- Selected text:
- - - - -
I’m starting to detect they may not be overly happy with the PITA the ARS is becoming for them. Remember they don’t exactly make money off us.

We also need to realize that we don’t have a Riley Hollingsworth working at the FCC anymore. One of the things that makes what Ted & Crew did so darn reckless.

A good ruling could actually bring some clarity to some of the issues brought up here.

That said, if my ARES/AuxComm/CERT team was dependent upon Winlink I would be working on Plan B for my digital messaging needs.

 

73
WA4ZKO


KYPN Status, K4KPN-14 Shutdown Rumors, ARES, NG0O, Etc

December 19, 2019

Holiday greetings from a snowy 4-land…well it tried to snow. Lots going on around here which I will not even try to cover it all in this posting. Seems like just yesterday we just got back from a long Thanksgiving out in Iowa visiting the XYL’s family and tomorrow we start packing to go spend the holidays out in 7-land. Wow, time flew by this year.

Let’s deal with some rumors and FAQs showing up in the inbox lately.

 

KYPN Packet Systems Status?

All KYPN packet radio systems that were online last summer have been online all of 2019 and remain so as of today. Preventive maintenance was done back in the Spring and all systems are running fine.
- - - - -
- Aim of the exercise:
In the amateur radio post:
(a) Who does the writer say no longer works at the FCC?
(b) Which state did the writer visit for Thanksgiving?
(c) When was preventive maintenance done on the KYPN packet systems?
Answer using the post alone.

- Raw records:
- - - - -
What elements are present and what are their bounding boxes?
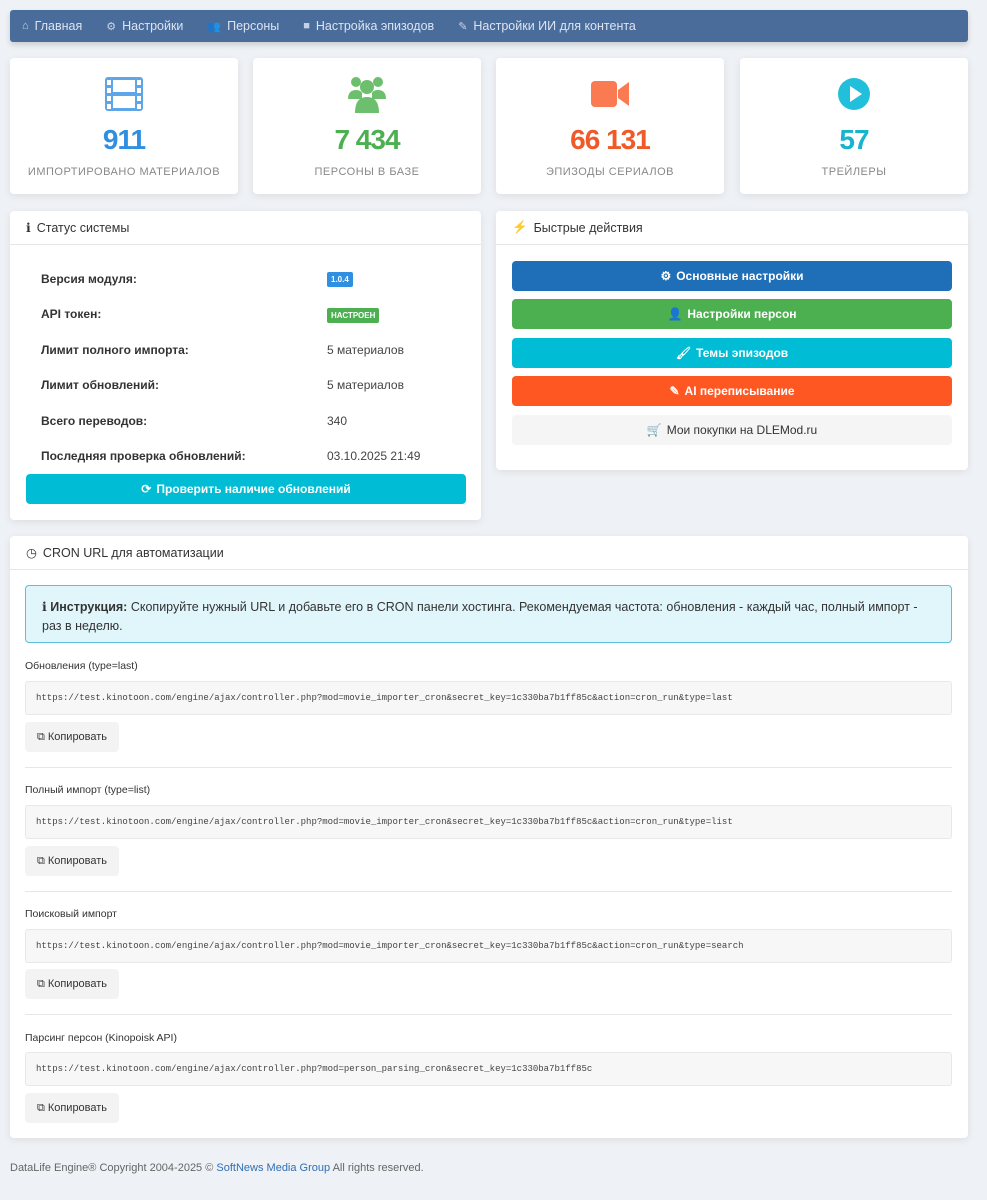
nav-episodes[interactable]: ■ Настройка эпизодов [303, 19, 435, 33]
status-panel: ℹ Статус системы Версия модуля: 1.0.4 API… [10, 211, 481, 520]
cron-panel: ◷ CRON URL для автоматизации ℹ Инструкция… [10, 536, 968, 1138]
copy-button[interactable]: ⧉ Копировать [25, 846, 119, 876]
panel-title: Статус системы [36, 220, 130, 235]
token-status-badge: НАСТРОЕН [327, 308, 380, 323]
main-settings-button[interactable]: ⚙ Основные настройки [512, 261, 952, 291]
footer: DataLife Engine® Copyright 2004-2025 © S… [10, 1162, 424, 1174]
edit-icon: ✎ [458, 20, 468, 33]
copy-icon: ⧉ [36, 977, 45, 990]
home-icon: ⌂ [22, 20, 29, 32]
panel-title: CRON URL для автоматизации [42, 545, 224, 560]
version-badge: 1.0.4 [327, 272, 353, 287]
brush-icon: 🖌 [675, 346, 692, 360]
copy-icon: ⧉ [36, 1101, 45, 1114]
top-nav: ⌂ Главная ⚙ Настройки 👥 Персоны ■ Настройка … [10, 10, 968, 42]
instruction-alert: ℹ Инструкция: Скопируйте нужный URL и до… [25, 585, 952, 643]
cron-url-field[interactable]: https://test.kinotoon.com/engine/ajax/co… [25, 681, 952, 715]
bolt-icon: ⚡ [512, 220, 528, 234]
copy-button[interactable]: ⧉ Копировать [25, 1093, 119, 1123]
stat-persons: 7 434 ПЕРСОНЫ В БАЗЕ [253, 58, 481, 194]
my-purchases-button[interactable]: 🛒 Мои покупки на DLEMod.ru [512, 415, 952, 445]
user-icon: 👤 [667, 307, 683, 321]
panel-title: Быстрые действия [533, 220, 643, 235]
users-icon: 👥 [207, 20, 222, 33]
stat-imported: 911 ИМПОРТИРОВАНО МАТЕРИАЛОВ [10, 58, 238, 194]
softnews-link[interactable]: SoftNews Media Group [216, 1162, 331, 1174]
stat-episodes: 66 131 ЭПИЗОДЫ СЕРИАЛОВ [496, 58, 724, 194]
video-icon: ■ [303, 20, 310, 32]
nav-persons[interactable]: 👥 Персоны [207, 19, 280, 33]
episode-themes-button[interactable]: 🖌 Темы эпизодов [512, 338, 952, 368]
nav-ai-settings[interactable]: ✎ Настройки ИИ для контента [458, 19, 636, 33]
person-settings-button[interactable]: 👤 Настройки персон [512, 299, 952, 329]
refresh-icon: ⟳ [141, 482, 152, 496]
stat-trailers: 57 ТРЕЙЛЕРЫ [740, 58, 968, 194]
info-icon: ℹ [42, 600, 51, 614]
cron-url-field[interactable]: https://test.kinotoon.com/engine/ajax/co… [25, 1052, 952, 1086]
cogs-icon: ⚙ [106, 20, 117, 33]
cron-url-field[interactable]: https://test.kinotoon.com/engine/ajax/co… [25, 805, 952, 839]
copy-button[interactable]: ⧉ Копировать [25, 722, 119, 752]
quick-actions-panel: ⚡ Быстрые действия ⚙ Основные настройки 👤 Н… [496, 211, 968, 470]
video-camera-icon [496, 74, 724, 114]
users-icon [253, 74, 481, 114]
nav-home[interactable]: ⌂ Главная [22, 19, 83, 33]
nav-settings[interactable]: ⚙ Настройки [106, 19, 184, 33]
copy-icon: ⧉ [36, 730, 45, 743]
cogs-icon: ⚙ [660, 269, 672, 283]
ai-rewrite-button[interactable]: ✎ AI переписывание [512, 376, 952, 406]
copy-icon: ⧉ [36, 854, 45, 867]
film-icon [10, 74, 238, 114]
copy-button[interactable]: ⧉ Копировать [25, 969, 119, 999]
info-icon: ℹ [26, 221, 31, 235]
cron-url-field[interactable]: https://test.kinotoon.com/engine/ajax/co… [25, 929, 952, 963]
check-updates-button[interactable]: ⟳ Проверить наличие обновлений [26, 474, 466, 504]
edit-icon: ✎ [669, 384, 680, 398]
play-circle-icon [740, 74, 968, 114]
clock-icon: ◷ [26, 546, 37, 560]
cart-icon: 🛒 [646, 423, 662, 437]
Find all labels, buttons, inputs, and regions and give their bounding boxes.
- - - - -
- Answer to the problem:
(a) Riley Hollingsworth
(b) Iowa
(c) In the Spring